--- What you will do ---
Reproduce the entries word for word, and omit any picture you find in them.

##########

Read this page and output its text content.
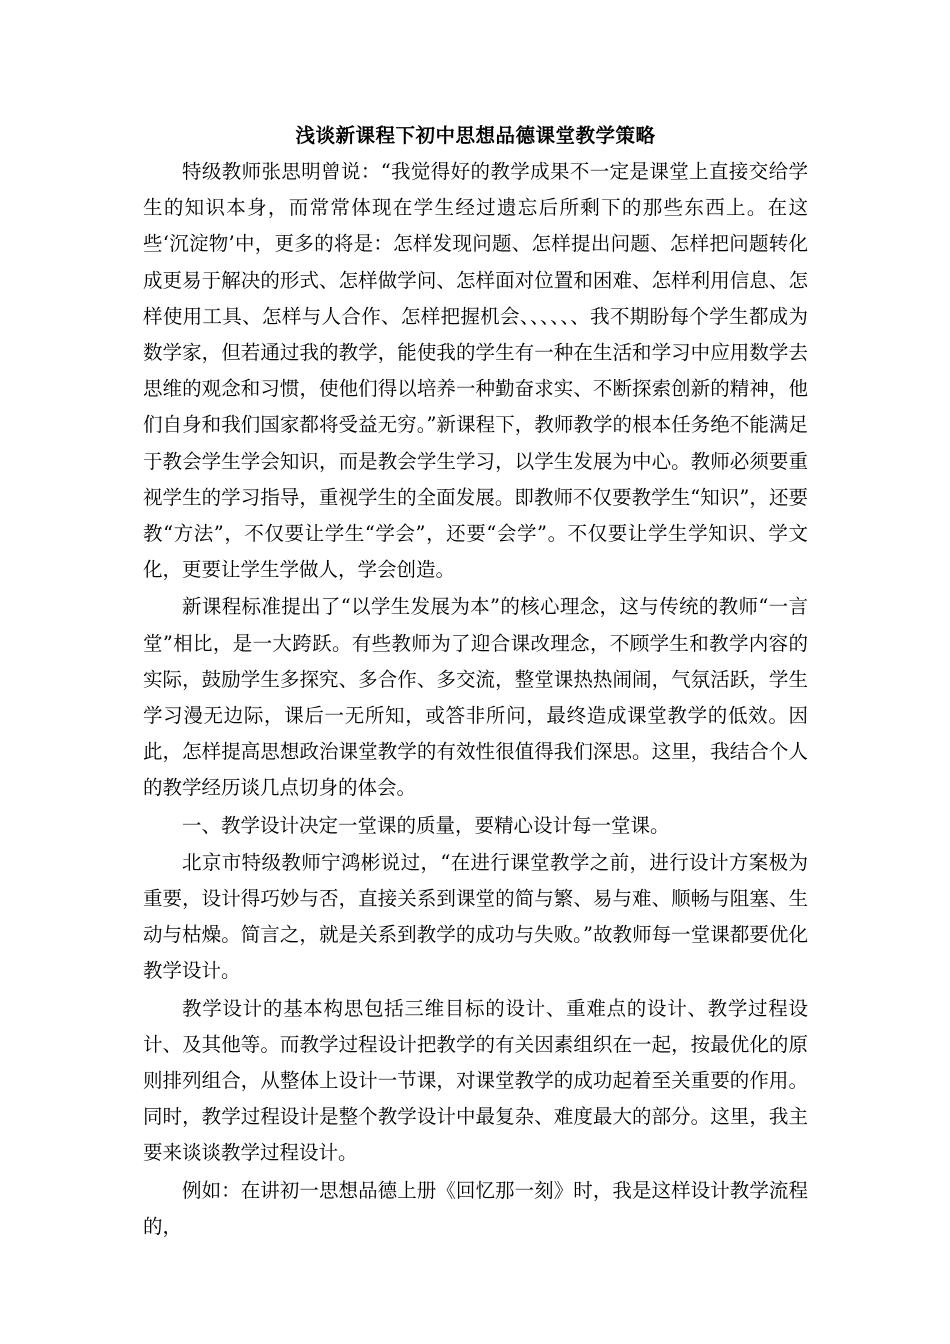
浅谈新课程下初中思想品德课堂教学策略

特级教师张思明曾说：“我觉得好的教学成果不一定是课堂上直接交给学生的知识本身，而常常体现在学生经过遗忘后所剩下的那些东西上。在这些‘沉淀物’中，更多的将是：怎样发现问题、怎样提出问题、怎样把问题转化成更易于解决的形式、怎样做学问、怎样面对位置和困难、怎样利用信息、怎样使用工具、怎样与人合作、怎样把握机会、、、、、、我不期盼每个学生都成为数学家，但若通过我的教学，能使我的学生有一种在生活和学习中应用数学去思维的观念和习惯，使他们得以培养一种勤奋求实、不断探索创新的精神，他们自身和我们国家都将受益无穷。”新课程下，教师教学的根本任务绝不能满足于教会学生学会知识，而是教会学生学习，以学生发展为中心。教师必须要重视学生的学习指导，重视学生的全面发展。即教师不仅要教学生“知识”，还要教“方法”，不仅要让学生“学会”，还要“会学”。不仅要让学生学知识、学文化，更要让学生学做人，学会创造。

新课程标准提出了“以学生发展为本”的核心理念，这与传统的教师“一言堂”相比，是一大跨跃。有些教师为了迎合课改理念，不顾学生和教学内容的实际，鼓励学生多探究、多合作、多交流，整堂课热热闹闹，气氛活跃，学生学习漫无边际，课后一无所知，或答非所问，最终造成课堂教学的低效。因此，怎样提高思想政治课堂教学的有效性很值得我们深思。这里，我结合个人的教学经历谈几点切身的体会。

一、教学设计决定一堂课的质量，要精心设计每一堂课。

北京市特级教师宁鸿彬说过，“在进行课堂教学之前，进行设计方案极为重要，设计得巧妙与否，直接关系到课堂的简与繁、易与难、顺畅与阻塞、生动与枯燥。简言之，就是关系到教学的成功与失败。”故教师每一堂课都要优化教学设计。

教学设计的基本构思包括三维目标的设计、重难点的设计、教学过程设计、及其他等。而教学过程设计把教学的有关因素组织在一起，按最优化的原则排列组合，从整体上设计一节课，对课堂教学的成功起着至关重要的作用。同时，教学过程设计是整个教学设计中最复杂、难度最大的部分。这里，我主要来谈谈教学过程设计。

例如：在讲初一思想品德上册《回忆那一刻》时，我是这样设计教学流程的，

##########

--- Written reply ---
Read this page and output its text content.
浅谈新课程下初中思想品德课堂教学策略

特级教师张思明曾说：“我觉得好的教学成果不一定是课堂上直接交给学生的知识本身，而常常体现在学生经过遗忘后所剩下的那些东西上。在这些‘沉淀物’中，更多的将是：怎样发现问题、怎样提出问题、怎样把问题转化成更易于解决的形式、怎样做学问、怎样面对位置和困难、怎样利用信息、怎样使用工具、怎样与人合作、怎样把握机会、、、、、、我不期盼每个学生都成为数学家，但若通过我的教学，能使我的学生有一种在生活和学习中应用数学去思维的观念和习惯，使他们得以培养一种勤奋求实、不断探索创新的精神，他们自身和我们国家都将受益无穷。”新课程下，教师教学的根本任务绝不能满足于教会学生学会知识，而是教会学生学习，以学生发展为中心。教师必须要重视学生的学习指导，重视学生的全面发展。即教师不仅要教学生“知识”，还要教“方法”，不仅要让学生“学会”，还要“会学”。不仅要让学生学知识、学文化，更要让学生学做人，学会创造。

新课程标准提出了“以学生发展为本”的核心理念，这与传统的教师“一言堂”相比，是一大跨跃。有些教师为了迎合课改理念，不顾学生和教学内容的实际，鼓励学生多探究、多合作、多交流，整堂课热热闹闹，气氛活跃，学生学习漫无边际，课后一无所知，或答非所问，最终造成课堂教学的低效。因此，怎样提高思想政治课堂教学的有效性很值得我们深思。这里，我结合个人的教学经历谈几点切身的体会。

一、教学设计决定一堂课的质量，要精心设计每一堂课。

北京市特级教师宁鸿彬说过，“在进行课堂教学之前，进行设计方案极为重要，设计得巧妙与否，直接关系到课堂的简与繁、易与难、顺畅与阻塞、生动与枯燥。简言之，就是关系到教学的成功与失败。”故教师每一堂课都要优化教学设计。

教学设计的基本构思包括三维目标的设计、重难点的设计、教学过程设计、及其他等。而教学过程设计把教学的有关因素组织在一起，按最优化的原则排列组合，从整体上设计一节课，对课堂教学的成功起着至关重要的作用。同时，教学过程设计是整个教学设计中最复杂、难度最大的部分。这里，我主要来谈谈教学过程设计。

例如：在讲初一思想品德上册《回忆那一刻》时，我是这样设计教学流程的，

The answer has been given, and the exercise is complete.